===== EXCERPTED DATA

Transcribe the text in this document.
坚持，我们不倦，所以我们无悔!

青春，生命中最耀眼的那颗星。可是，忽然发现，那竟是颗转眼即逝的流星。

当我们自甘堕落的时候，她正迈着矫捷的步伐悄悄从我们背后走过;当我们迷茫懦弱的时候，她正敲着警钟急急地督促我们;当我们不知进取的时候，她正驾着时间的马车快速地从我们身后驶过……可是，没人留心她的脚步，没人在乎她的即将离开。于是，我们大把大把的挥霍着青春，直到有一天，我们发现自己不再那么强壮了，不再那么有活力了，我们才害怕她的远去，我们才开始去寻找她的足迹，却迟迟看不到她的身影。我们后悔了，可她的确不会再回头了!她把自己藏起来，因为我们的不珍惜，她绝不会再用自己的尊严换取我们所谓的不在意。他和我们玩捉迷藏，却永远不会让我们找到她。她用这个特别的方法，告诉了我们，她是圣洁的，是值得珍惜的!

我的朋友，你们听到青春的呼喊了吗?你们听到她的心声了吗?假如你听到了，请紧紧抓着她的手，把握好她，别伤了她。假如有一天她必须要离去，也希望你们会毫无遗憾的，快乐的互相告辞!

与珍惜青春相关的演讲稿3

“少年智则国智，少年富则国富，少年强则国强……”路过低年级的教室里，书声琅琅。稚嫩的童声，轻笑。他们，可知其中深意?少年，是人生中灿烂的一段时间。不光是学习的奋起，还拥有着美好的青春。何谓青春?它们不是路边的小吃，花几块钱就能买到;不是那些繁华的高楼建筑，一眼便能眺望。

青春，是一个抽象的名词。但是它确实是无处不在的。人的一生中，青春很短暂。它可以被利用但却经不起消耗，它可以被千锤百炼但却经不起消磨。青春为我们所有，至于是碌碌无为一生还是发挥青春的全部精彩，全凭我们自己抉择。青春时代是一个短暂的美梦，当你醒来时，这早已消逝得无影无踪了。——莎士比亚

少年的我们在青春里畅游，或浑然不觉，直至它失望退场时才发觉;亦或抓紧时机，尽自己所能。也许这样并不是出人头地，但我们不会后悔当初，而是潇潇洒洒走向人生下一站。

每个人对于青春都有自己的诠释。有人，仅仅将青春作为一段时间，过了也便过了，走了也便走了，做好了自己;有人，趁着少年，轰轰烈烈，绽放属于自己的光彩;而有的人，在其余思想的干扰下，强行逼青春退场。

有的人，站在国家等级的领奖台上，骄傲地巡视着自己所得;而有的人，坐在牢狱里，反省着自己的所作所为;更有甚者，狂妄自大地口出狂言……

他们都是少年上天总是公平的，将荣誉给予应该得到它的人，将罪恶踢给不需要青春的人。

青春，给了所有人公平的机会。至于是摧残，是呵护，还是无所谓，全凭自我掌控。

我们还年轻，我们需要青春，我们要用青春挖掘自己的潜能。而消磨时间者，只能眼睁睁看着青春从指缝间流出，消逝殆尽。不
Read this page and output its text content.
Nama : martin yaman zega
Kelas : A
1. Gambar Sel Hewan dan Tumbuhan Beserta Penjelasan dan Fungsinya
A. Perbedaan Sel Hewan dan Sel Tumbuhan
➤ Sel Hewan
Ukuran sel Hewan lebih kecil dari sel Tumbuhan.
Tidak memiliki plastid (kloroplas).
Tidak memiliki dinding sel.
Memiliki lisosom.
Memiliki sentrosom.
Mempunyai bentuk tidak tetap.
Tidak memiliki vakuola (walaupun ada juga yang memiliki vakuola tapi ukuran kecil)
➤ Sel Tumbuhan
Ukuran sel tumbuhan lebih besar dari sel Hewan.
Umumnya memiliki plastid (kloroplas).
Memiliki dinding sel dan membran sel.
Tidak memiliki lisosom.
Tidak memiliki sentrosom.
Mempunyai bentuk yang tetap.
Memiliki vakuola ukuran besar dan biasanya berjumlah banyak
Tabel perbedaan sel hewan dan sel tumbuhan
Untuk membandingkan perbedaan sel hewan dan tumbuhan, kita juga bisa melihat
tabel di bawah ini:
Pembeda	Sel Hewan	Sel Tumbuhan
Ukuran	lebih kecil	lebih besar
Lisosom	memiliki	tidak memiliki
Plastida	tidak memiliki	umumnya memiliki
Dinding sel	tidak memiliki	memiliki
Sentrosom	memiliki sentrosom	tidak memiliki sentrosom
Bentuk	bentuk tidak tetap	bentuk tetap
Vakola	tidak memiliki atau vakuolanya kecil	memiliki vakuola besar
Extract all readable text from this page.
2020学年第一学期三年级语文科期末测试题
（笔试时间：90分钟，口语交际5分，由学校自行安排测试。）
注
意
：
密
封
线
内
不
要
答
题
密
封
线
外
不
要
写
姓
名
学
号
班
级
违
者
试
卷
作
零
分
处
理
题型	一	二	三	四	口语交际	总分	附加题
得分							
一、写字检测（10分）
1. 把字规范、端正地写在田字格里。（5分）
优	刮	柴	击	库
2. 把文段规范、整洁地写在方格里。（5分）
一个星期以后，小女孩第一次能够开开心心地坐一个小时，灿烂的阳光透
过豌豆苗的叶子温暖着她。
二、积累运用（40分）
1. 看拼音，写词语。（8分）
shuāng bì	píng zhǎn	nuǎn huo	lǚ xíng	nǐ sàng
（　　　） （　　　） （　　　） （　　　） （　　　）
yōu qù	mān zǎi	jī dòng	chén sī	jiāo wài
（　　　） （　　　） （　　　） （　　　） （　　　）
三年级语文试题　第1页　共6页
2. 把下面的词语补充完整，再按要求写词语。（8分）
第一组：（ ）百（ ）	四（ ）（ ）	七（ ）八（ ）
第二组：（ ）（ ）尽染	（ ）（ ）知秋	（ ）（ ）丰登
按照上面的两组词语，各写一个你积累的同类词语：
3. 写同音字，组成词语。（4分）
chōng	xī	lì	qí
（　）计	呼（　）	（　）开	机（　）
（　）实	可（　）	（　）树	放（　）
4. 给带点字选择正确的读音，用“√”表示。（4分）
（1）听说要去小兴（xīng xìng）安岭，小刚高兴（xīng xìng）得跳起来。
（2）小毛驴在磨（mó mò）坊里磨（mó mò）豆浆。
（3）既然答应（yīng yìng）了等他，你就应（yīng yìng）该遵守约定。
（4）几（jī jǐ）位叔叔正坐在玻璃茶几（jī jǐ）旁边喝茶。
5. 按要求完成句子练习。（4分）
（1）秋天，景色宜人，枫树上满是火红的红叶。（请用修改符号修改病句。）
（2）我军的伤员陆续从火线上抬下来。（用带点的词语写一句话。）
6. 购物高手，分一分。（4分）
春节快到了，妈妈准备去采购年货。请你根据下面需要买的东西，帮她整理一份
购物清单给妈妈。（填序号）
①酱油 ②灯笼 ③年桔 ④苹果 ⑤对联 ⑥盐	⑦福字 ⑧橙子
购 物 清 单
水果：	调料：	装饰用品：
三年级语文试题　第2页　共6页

==========

- GIVEN REQUEST -
Repeat the material above exactly.

- FULL SOLUTION -
Transcribe the text in this document.
坚持，我们不倦，所以我们无悔!

青春，生命中最耀眼的那颗星。可是，忽然发现，那竟是颗转眼即逝的流星。

当我们自甘堕落的时候，她正迈着矫捷的步伐悄悄从我们背后走过;当我们迷茫懦弱的时候，她正敲着警钟急急地督促我们;当我们不知进取的时候，她正驾着时间的马车快速地从我们身后驶过……可是，没人留心她的脚步，没人在乎她的即将离开。于是，我们大把大把的挥霍着青春，直到有一天，我们发现自己不再那么强壮了，不再那么有活力了，我们才害怕她的远去，我们才开始去寻找她的足迹，却迟迟看不到她的身影。我们后悔了，可她的确不会再回头了!她把自己藏起来，因为我们的不珍惜，她绝不会再用自己的尊严换取我们所谓的不在意。他和我们玩捉迷藏，却永远不会让我们找到她。她用这个特别的方法，告诉了我们，她是圣洁的，是值得珍惜的!

我的朋友，你们听到青春的呼喊了吗?你们听到她的心声了吗?假如你听到了，请紧紧抓着她的手，把握好她，别伤了她。假如有一天她必须要离去，也希望你们会毫无遗憾的，快乐的互相告辞!

与珍惜青春相关的演讲稿3

“少年智则国智，少年富则国富，少年强则国强……”路过低年级的教室里，书声琅琅。稚嫩的童声，轻笑。他们，可知其中深意?少年，是人生中灿烂的一段时间。不光是学习的奋起，还拥有着美好的青春。何谓青春?它们不是路边的小吃，花几块钱就能买到;不是那些繁华的高楼建筑，一眼便能眺望。

青春，是一个抽象的名词。但是它确实是无处不在的。人的一生中，青春很短暂。它可以被利用但却经不起消耗，它可以被千锤百炼但却经不起消磨。青春为我们所有，至于是碌碌无为一生还是发挥青春的全部精彩，全凭我们自己抉择。青春时代是一个短暂的美梦，当你醒来时，这早已消逝得无影无踪了。——莎士比亚

少年的我们在青春里畅游，或浑然不觉，直至它失望退场时才发觉;亦或抓紧时机，尽自己所能。也许这样并不是出人头地，但我们不会后悔当初，而是潇潇洒洒走向人生下一站。

每个人对于青春都有自己的诠释。有人，仅仅将青春作为一段时间，过了也便过了，走了也便走了，做好了自己;有人，趁着少年，轰轰烈烈，绽放属于自己的光彩;而有的人，在其余思想的干扰下，强行逼青春退场。

有的人，站在国家等级的领奖台上，骄傲地巡视着自己所得;而有的人，坐在牢狱里，反省着自己的所作所为;更有甚者，狂妄自大地口出狂言……

他们都是少年上天总是公平的，将荣誉给予应该得到它的人，将罪恶踢给不需要青春的人。

青春，给了所有人公平的机会。至于是摧残，是呵护，还是无所谓，全凭自我掌控。

我们还年轻，我们需要青春，我们要用青春挖掘自己的潜能。而消磨时间者，只能眼睁睁看着青春从指缝间流出，消逝殆尽。不
Read this page and output its text content.
Nama : martin yaman zega
Kelas : A
1. Gambar Sel Hewan dan Tumbuhan Beserta Penjelasan dan Fungsinya
A. Perbedaan Sel Hewan dan Sel Tumbuhan
➤ Sel Hewan
Ukuran sel Hewan lebih kecil dari sel Tumbuhan.
Tidak memiliki plastid (kloroplas).
Tidak memiliki dinding sel.
Memiliki lisosom.
Memiliki sentrosom.
Mempunyai bentuk tidak tetap.
Tidak memiliki vakuola (walaupun ada juga yang memiliki vakuola tapi ukuran kecil)
➤ Sel Tumbuhan
Ukuran sel tumbuhan lebih besar dari sel Hewan.
Umumnya memiliki plastid (kloroplas).
Memiliki dinding sel dan membran sel.
Tidak memiliki lisosom.
Tidak memiliki sentrosom.
Mempunyai bentuk yang tetap.
Memiliki vakuola ukuran besar dan biasanya berjumlah banyak
Tabel perbedaan sel hewan dan sel tumbuhan
Untuk membandingkan perbedaan sel hewan dan tumbuhan, kita juga bisa melihat
tabel di bawah ini:
Pembeda	Sel Hewan	Sel Tumbuhan
Ukuran	lebih kecil	lebih besar
Lisosom	memiliki	tidak memiliki
Plastida	tidak memiliki	umumnya memiliki
Dinding sel	tidak memiliki	memiliki
Sentrosom	memiliki sentrosom	tidak memiliki sentrosom
Bentuk	bentuk tidak tetap	bentuk tetap
Vakola	tidak memiliki atau vakuolanya kecil	memiliki vakuola besar
Extract all readable text from this page.
2020学年第一学期三年级语文科期末测试题
（笔试时间：90分钟，口语交际5分，由学校自行安排测试。）
注
意
：
密
封
线
内
不
要
答
题
密
封
线
外
不
要
写
姓
名
学
号
班
级
违
者
试
卷
作
零
分
处
理
题型	一	二	三	四	口语交际	总分	附加题
得分							
一、写字检测（10分）
1. 把字规范、端正地写在田字格里。（5分）
优	刮	柴	击	库
2. 把文段规范、整洁地写在方格里。（5分）
一个星期以后，小女孩第一次能够开开心心地坐一个小时，灿烂的阳光透
过豌豆苗的叶子温暖着她。
二、积累运用（40分）
1. 看拼音，写词语。（8分）
shuāng bì	píng zhǎn	nuǎn huo	lǚ xíng	nǐ sàng
（　　　） （　　　） （　　　） （　　　） （　　　）
yōu qù	mān zǎi	jī dòng	chén sī	jiāo wài
（　　　） （　　　） （　　　） （　　　） （　　　）
三年级语文试题　第1页　共6页
2. 把下面的词语补充完整，再按要求写词语。（8分）
第一组：（ ）百（ ）	四（ ）（ ）	七（ ）八（ ）
第二组：（ ）（ ）尽染	（ ）（ ）知秋	（ ）（ ）丰登
按照上面的两组词语，各写一个你积累的同类词语：
3. 写同音字，组成词语。（4分）
chōng	xī	lì	qí
（　）计	呼（　）	（　）开	机（　）
（　）实	可（　）	（　）树	放（　）
4. 给带点字选择正确的读音，用“√”表示。（4分）
（1）听说要去小兴（xīng xìng）安岭，小刚高兴（xīng xìng）得跳起来。
（2）小毛驴在磨（mó mò）坊里磨（mó mò）豆浆。
（3）既然答应（yīng yìng）了等他，你就应（yīng yìng）该遵守约定。
（4）几（jī jǐ）位叔叔正坐在玻璃茶几（jī jǐ）旁边喝茶。
5. 按要求完成句子练习。（4分）
（1）秋天，景色宜人，枫树上满是火红的红叶。（请用修改符号修改病句。）
（2）我军的伤员陆续从火线上抬下来。（用带点的词语写一句话。）
6. 购物高手，分一分。（4分）
春节快到了，妈妈准备去采购年货。请你根据下面需要买的东西，帮她整理一份
购物清单给妈妈。（填序号）
①酱油 ②灯笼 ③年桔 ④苹果 ⑤对联 ⑥盐	⑦福字 ⑧橙子
购 物 清 单
水果：	调料：	装饰用品：
三年级语文试题　第2页　共6页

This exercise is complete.